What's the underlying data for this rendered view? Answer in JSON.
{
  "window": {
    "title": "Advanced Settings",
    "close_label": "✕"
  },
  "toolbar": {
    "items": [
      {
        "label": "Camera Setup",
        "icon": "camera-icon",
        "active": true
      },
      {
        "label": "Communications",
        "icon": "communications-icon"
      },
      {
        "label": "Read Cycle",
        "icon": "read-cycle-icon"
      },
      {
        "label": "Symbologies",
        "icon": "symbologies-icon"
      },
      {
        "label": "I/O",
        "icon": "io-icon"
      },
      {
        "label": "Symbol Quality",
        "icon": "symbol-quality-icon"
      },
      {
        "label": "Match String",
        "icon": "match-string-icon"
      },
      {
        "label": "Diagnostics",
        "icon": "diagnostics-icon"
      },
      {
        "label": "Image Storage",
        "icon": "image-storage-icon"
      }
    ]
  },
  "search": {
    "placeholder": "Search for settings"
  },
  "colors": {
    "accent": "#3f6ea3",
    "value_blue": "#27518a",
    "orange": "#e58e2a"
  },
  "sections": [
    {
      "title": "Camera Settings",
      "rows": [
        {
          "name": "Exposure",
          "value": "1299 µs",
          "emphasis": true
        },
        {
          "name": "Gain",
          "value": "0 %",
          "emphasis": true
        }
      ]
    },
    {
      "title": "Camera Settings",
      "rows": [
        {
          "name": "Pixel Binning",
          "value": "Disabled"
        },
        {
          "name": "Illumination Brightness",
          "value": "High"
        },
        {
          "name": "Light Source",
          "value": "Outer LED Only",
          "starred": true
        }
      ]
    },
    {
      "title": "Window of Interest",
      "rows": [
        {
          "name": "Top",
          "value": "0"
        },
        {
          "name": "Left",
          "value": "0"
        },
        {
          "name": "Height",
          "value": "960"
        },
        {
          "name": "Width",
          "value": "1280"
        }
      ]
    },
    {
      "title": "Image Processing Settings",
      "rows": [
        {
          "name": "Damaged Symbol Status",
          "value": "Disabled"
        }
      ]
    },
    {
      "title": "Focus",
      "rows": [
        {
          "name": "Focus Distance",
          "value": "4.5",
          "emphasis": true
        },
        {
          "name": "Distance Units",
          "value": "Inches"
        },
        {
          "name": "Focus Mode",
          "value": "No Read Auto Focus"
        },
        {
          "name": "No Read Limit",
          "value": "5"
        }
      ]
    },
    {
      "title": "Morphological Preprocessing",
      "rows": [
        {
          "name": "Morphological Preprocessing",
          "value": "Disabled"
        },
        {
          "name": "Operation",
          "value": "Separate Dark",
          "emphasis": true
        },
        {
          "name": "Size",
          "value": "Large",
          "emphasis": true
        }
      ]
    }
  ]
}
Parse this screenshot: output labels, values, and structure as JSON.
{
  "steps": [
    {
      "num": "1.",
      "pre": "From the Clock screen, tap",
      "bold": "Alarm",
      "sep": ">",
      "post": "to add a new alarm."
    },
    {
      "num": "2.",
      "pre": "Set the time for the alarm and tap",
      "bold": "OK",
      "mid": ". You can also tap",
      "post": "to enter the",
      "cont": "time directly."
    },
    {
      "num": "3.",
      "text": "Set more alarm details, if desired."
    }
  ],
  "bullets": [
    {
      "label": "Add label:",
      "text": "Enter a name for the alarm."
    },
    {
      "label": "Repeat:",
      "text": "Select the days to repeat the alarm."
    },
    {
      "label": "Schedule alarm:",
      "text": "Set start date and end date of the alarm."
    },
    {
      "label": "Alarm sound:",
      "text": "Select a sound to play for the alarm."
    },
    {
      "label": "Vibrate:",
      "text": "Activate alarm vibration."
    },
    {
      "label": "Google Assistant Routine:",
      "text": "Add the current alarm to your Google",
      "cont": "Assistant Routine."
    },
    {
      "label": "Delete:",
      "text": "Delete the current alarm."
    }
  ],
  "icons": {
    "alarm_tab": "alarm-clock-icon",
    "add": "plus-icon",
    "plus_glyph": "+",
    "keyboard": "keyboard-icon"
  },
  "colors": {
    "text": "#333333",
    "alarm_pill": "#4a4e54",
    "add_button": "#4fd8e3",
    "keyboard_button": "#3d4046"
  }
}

┄┄┄┄┄┄┄┄┄┄┄┄┄┄┄┄┄┄┄┄

◆ **What the exercise asks**
Write out the full set of records exactly as given.

◆ **Response**
What's the underlying data for this rendered view? Answer in JSON.
{
  "window": {
    "title": "Advanced Settings",
    "close_label": "✕"
  },
  "toolbar": {
    "items": [
      {
        "label": "Camera Setup",
        "icon": "camera-icon",
        "active": true
      },
      {
        "label": "Communications",
        "icon": "communications-icon"
      },
      {
        "label": "Read Cycle",
        "icon": "read-cycle-icon"
      },
      {
        "label": "Symbologies",
        "icon": "symbologies-icon"
      },
      {
        "label": "I/O",
        "icon": "io-icon"
      },
      {
        "label": "Symbol Quality",
        "icon": "symbol-quality-icon"
      },
      {
        "label": "Match String",
        "icon": "match-string-icon"
      },
      {
        "label": "Diagnostics",
        "icon": "diagnostics-icon"
      },
      {
        "label": "Image Storage",
        "icon": "image-storage-icon"
      }
    ]
  },
  "search": {
    "placeholder": "Search for settings"
  },
  "colors": {
    "accent": "#3f6ea3",
    "value_blue": "#27518a",
    "orange": "#e58e2a"
  },
  "sections": [
    {
      "title": "Camera Settings",
      "rows": [
        {
          "name": "Exposure",
          "value": "1299 µs",
          "emphasis": true
        },
        {
          "name": "Gain",
          "value": "0 %",
          "emphasis": true
        }
      ]
    },
    {
      "title": "Camera Settings",
      "rows": [
        {
          "name": "Pixel Binning",
          "value": "Disabled"
        },
        {
          "name": "Illumination Brightness",
          "value": "High"
        },
        {
          "name": "Light Source",
          "value": "Outer LED Only",
          "starred": true
        }
      ]
    },
    {
      "title": "Window of Interest",
      "rows": [
        {
          "name": "Top",
          "value": "0"
        },
        {
          "name": "Left",
          "value": "0"
        },
        {
          "name": "Height",
          "value": "960"
        },
        {
          "name": "Width",
          "value": "1280"
        }
      ]
    },
    {
      "title": "Image Processing Settings",
      "rows": [
        {
          "name": "Damaged Symbol Status",
          "value": "Disabled"
        }
      ]
    },
    {
      "title": "Focus",
      "rows": [
        {
          "name": "Focus Distance",
          "value": "4.5",
          "emphasis": true
        },
        {
          "name": "Distance Units",
          "value": "Inches"
        },
        {
          "name": "Focus Mode",
          "value": "No Read Auto Focus"
        },
        {
          "name": "No Read Limit",
          "value": "5"
        }
      ]
    },
    {
      "title": "Morphological Preprocessing",
      "rows": [
        {
          "name": "Morphological Preprocessing",
          "value": "Disabled"
        },
        {
          "name": "Operation",
          "value": "Separate Dark",
          "emphasis": true
        },
        {
          "name": "Size",
          "value": "Large",
          "emphasis": true
        }
      ]
    }
  ]
}
Parse this screenshot: output labels, values, and structure as JSON.
{
  "steps": [
    {
      "num": "1.",
      "pre": "From the Clock screen, tap",
      "bold": "Alarm",
      "sep": ">",
      "post": "to add a new alarm."
    },
    {
      "num": "2.",
      "pre": "Set the time for the alarm and tap",
      "bold": "OK",
      "mid": ". You can also tap",
      "post": "to enter the",
      "cont": "time directly."
    },
    {
      "num": "3.",
      "text": "Set more alarm details, if desired."
    }
  ],
  "bullets": [
    {
      "label": "Add label:",
      "text": "Enter a name for the alarm."
    },
    {
      "label": "Repeat:",
      "text": "Select the days to repeat the alarm."
    },
    {
      "label": "Schedule alarm:",
      "text": "Set start date and end date of the alarm."
    },
    {
      "label": "Alarm sound:",
      "text": "Select a sound to play for the alarm."
    },
    {
      "label": "Vibrate:",
      "text": "Activate alarm vibration."
    },
    {
      "label": "Google Assistant Routine:",
      "text": "Add the current alarm to your Google",
      "cont": "Assistant Routine."
    },
    {
      "label": "Delete:",
      "text": "Delete the current alarm."
    }
  ],
  "icons": {
    "alarm_tab": "alarm-clock-icon",
    "add": "plus-icon",
    "plus_glyph": "+",
    "keyboard": "keyboard-icon"
  },
  "colors": {
    "text": "#333333",
    "alarm_pill": "#4a4e54",
    "add_button": "#4fd8e3",
    "keyboard_button": "#3d4046"
  }
}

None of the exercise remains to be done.